> PROBLEM DESCRIPTION
Return each line that holds the word "this".

> TASK DATA
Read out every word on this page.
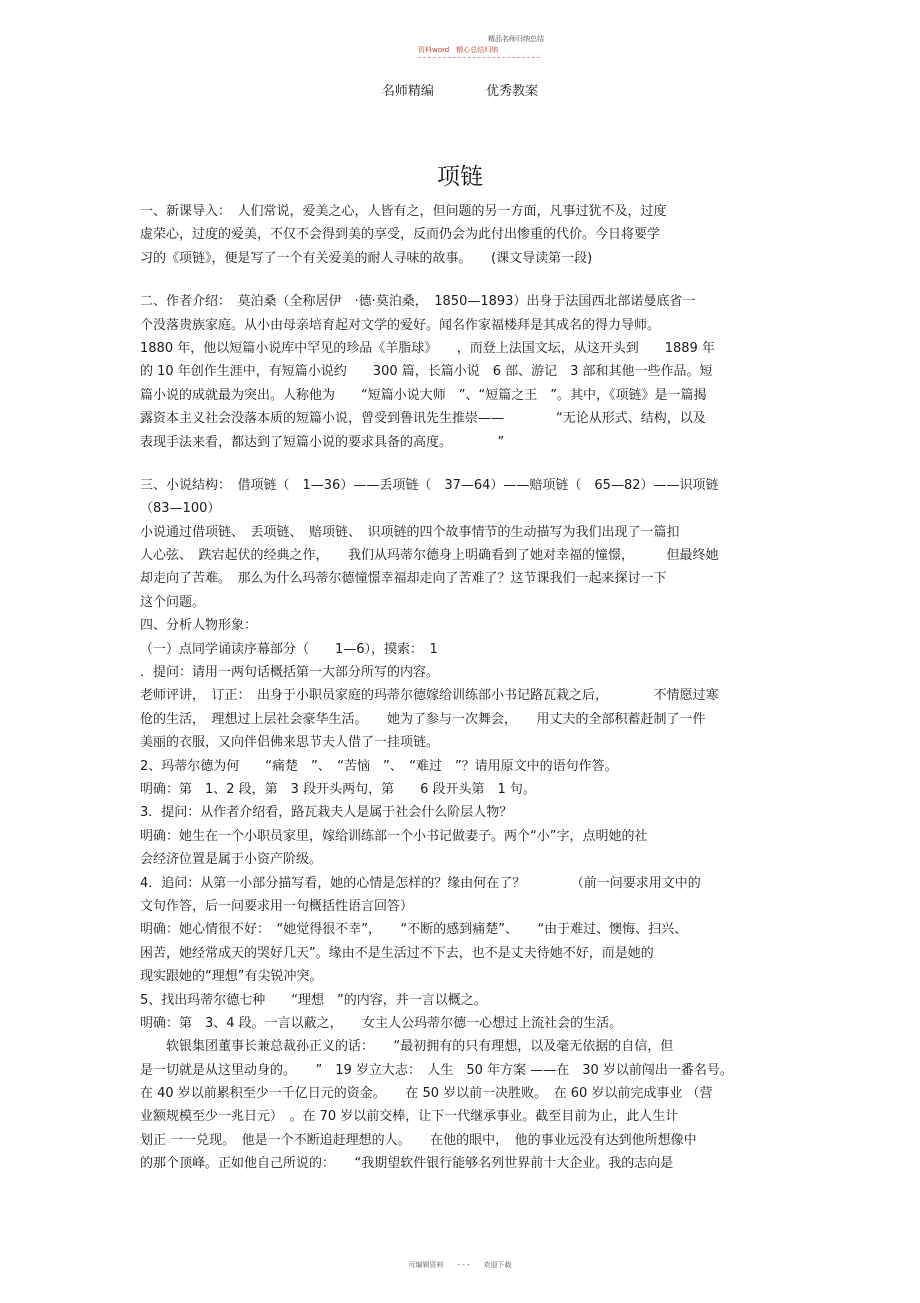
精品名师归纳总结
资料word　精心总结归纳
名师精编	优秀教案
项链
一、新课导入：　人们常说，爱美之心，人皆有之，但问题的另一方面，凡事过犹不及，过度
虚荣心，过度的爱美，不仅不会得到美的享受，反而仍会为此付出惨重的代价。今日将要学
习的《项链》，便是写了一个有关爱美的耐人寻味的故事。　　(课文导读第一段)
二、作者介绍：　莫泊桑（全称居伊　·德·莫泊桑，　1850—1893）出身于法国西北部诺曼底省一
个没落贵族家庭。从小由母亲培育起对文学的爱好。闻名作家福楼拜是其成名的得力导师。
1880 年，他以短篇小说库中罕见的珍品《羊脂球》　　，而登上法国文坛，从这开头到　　1889 年
的 10 年创作生涯中，有短篇小说约　　300 篇，长篇小说　6 部、游记　3 部和其他一些作品。短
篇小说的成就最为突出。人称他为　　“短篇小说大师　”、“短篇之王　”。其中，《项链》是一篇揭
露资本主义社会没落本质的短篇小说，曾受到鲁讯先生推崇——　　　　“无论从形式、结构，以及
表现手法来看，都达到了短篇小说的要求具备的高度。　　　　”
三、小说结构：　借项链（　1—36）——丢项链（　37—64）——赔项链（　65—82）——识项链
（83—100）
小说通过借项链、　丢项链、　赔项链、　识项链的四个故事情节的生动描写为我们出现了一篇扣
人心弦、　跌宕起伏的经典之作，　　我们从玛蒂尔德身上明确看到了她对幸福的憧憬，　　　但最终她
却走向了苦难。　那么为什么玛蒂尔德憧憬幸福却走向了苦难了？这节课我们一起来探讨一下
这个问题。
四、分析人物形象：
（一）点同学诵读序幕部分（　　1—6），摸索：　1
．提问：请用一两句话概括第一大部分所写的内容。
老师评讲，　订正：　出身于小职员家庭的玛蒂尔德嫁给训练部小书记路瓦栽之后，　　　　不情愿过寒
伧的生活，　理想过上层社会豪华生活。　　她为了参与一次舞会，　　用丈夫的全部积蓄赶制了一件
美丽的衣服，又向伴侣佛来思节夫人借了一挂项链。
2、玛蒂尔德为何　　“痛楚　”、　“苦恼　”、　“难过　”？请用原文中的语句作答。
明确：第　1、2 段，第　3 段开头两句，第　　6 段开头第　1 句。
3．提问：从作者介绍看，路瓦栽夫人是属于社会什么阶层人物？
明确：她生在一个小职员家里，嫁给训练部一个小书记做妻子。两个“小”字，点明她的社
会经济位置是属于小资产阶级。
4．追问：从第一小部分描写看，她的心情是怎样的？缘由何在了？　　　　（前一问要求用文中的
文句作答，后一问要求用一句概括性语言回答）
明确：她心情很不好：　“她觉得很不幸”，　　“不断的感到痛楚”、　　“由于难过、懊悔、扫兴、
困苦，她经常成天的哭好几天”。缘由不是生活过不下去，也不是丈夫待她不好，而是她的
现实跟她的“理想”有尖锐冲突。
5、找出玛蒂尔德七种　　“理想　”的内容，并一言以概之。
明确：第　3、4 段。一言以蔽之，　　女主人公玛蒂尔德一心想过上流社会的生活。
　　软银集团董事长兼总裁孙正义的话：　　“最初拥有的只有理想，以及毫无依据的自信，但
是一切就是从这里动身的。　　”　19 岁立大志：　人生　50 年方案 ——在　30 岁以前闯出一番名号。
在 40 岁以前累积至少一千亿日元的资金。　　在 50 岁以前一决胜败。　在 60 岁以前完成事业 （营
业额规模至少一兆日元）　。在 70 岁以前交棒，让下一代继承事业。截至目前为止，此人生计
划正 一一兑现。　他是一个不断追赶理想的人。　　在他的眼中，　他的事业远没有达到他所想像中
的那个顶峰。正如他自己所说的：　　“我期望软件银行能够名列世界前十大企业。我的志向是
可编辑资料　　- - -　　欢迎下载
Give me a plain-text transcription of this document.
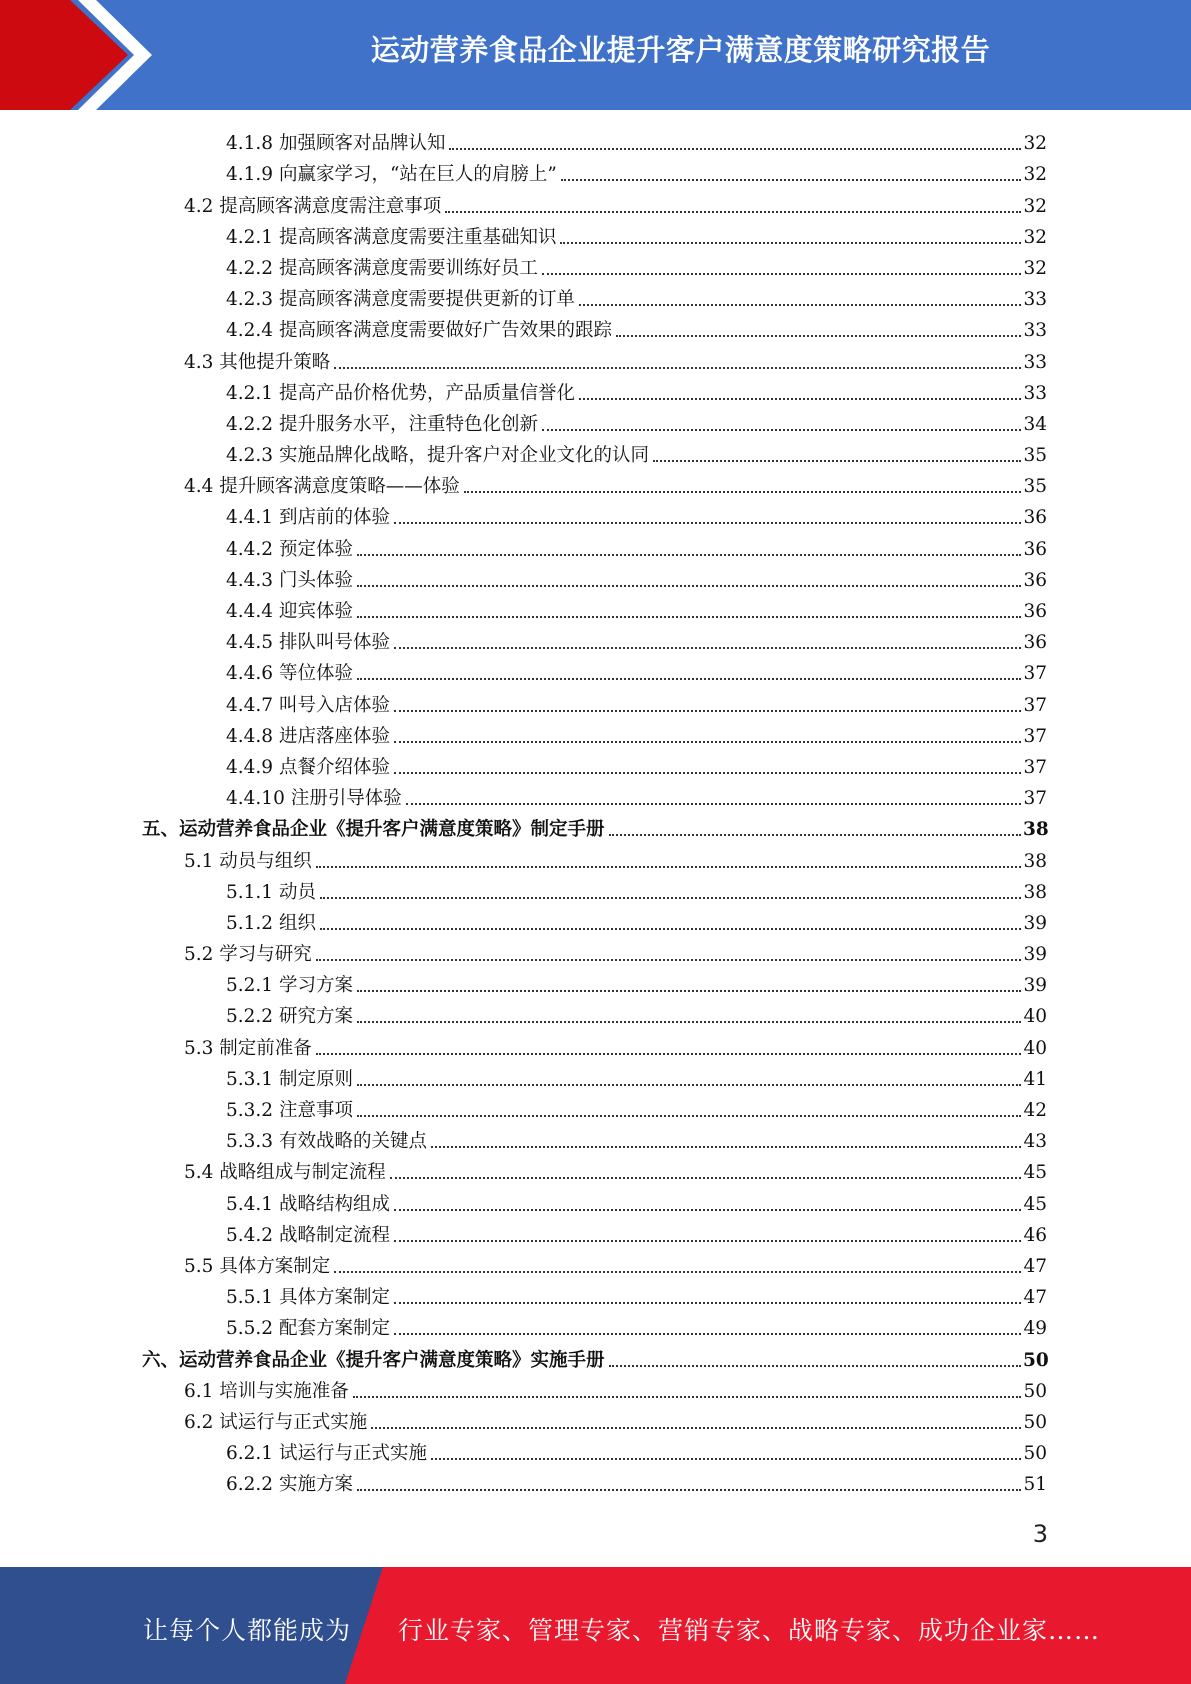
运动营养食品企业提升客户满意度策略研究报告
4.1.8 加强顾客对品牌认知	32
4.1.9 向赢家学习，“站在巨人的肩膀上”	32
4.2 提高顾客满意度需注意事项	32
4.2.1 提高顾客满意度需要注重基础知识	32
4.2.2 提高顾客满意度需要训练好员工	32
4.2.3 提高顾客满意度需要提供更新的订单	33
4.2.4 提高顾客满意度需要做好广告效果的跟踪	33
4.3 其他提升策略	33
4.2.1 提高产品价格优势，产品质量信誉化	33
4.2.2 提升服务水平，注重特色化创新	34
4.2.3 实施品牌化战略，提升客户对企业文化的认同	35
4.4 提升顾客满意度策略——体验	35
4.4.1 到店前的体验	36
4.4.2 预定体验	36
4.4.3 门头体验	36
4.4.4 迎宾体验	36
4.4.5 排队叫号体验	36
4.4.6 等位体验	37
4.4.7 叫号入店体验	37
4.4.8 进店落座体验	37
4.4.9 点餐介绍体验	37
4.4.10 注册引导体验	37
五、运动营养食品企业《提升客户满意度策略》制定手册	38
5.1 动员与组织	38
5.1.1 动员	38
5.1.2 组织	39
5.2 学习与研究	39
5.2.1 学习方案	39
5.2.2 研究方案	40
5.3 制定前准备	40
5.3.1 制定原则	41
5.3.2 注意事项	42
5.3.3 有效战略的关键点	43
5.4 战略组成与制定流程	45
5.4.1 战略结构组成	45
5.4.2 战略制定流程	46
5.5 具体方案制定	47
5.5.1 具体方案制定	47
5.5.2 配套方案制定	49
六、运动营养食品企业《提升客户满意度策略》实施手册	50
6.1 培训与实施准备	50
6.2 试运行与正式实施	50
6.2.1 试运行与正式实施	50
6.2.2 实施方案	51
3
让每个人都能成为 行业专家、管理专家、营销专家、战略专家、成功企业家……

> FINAL RESULT
Read out every word on this page.
Give me a plain-text transcription of this document.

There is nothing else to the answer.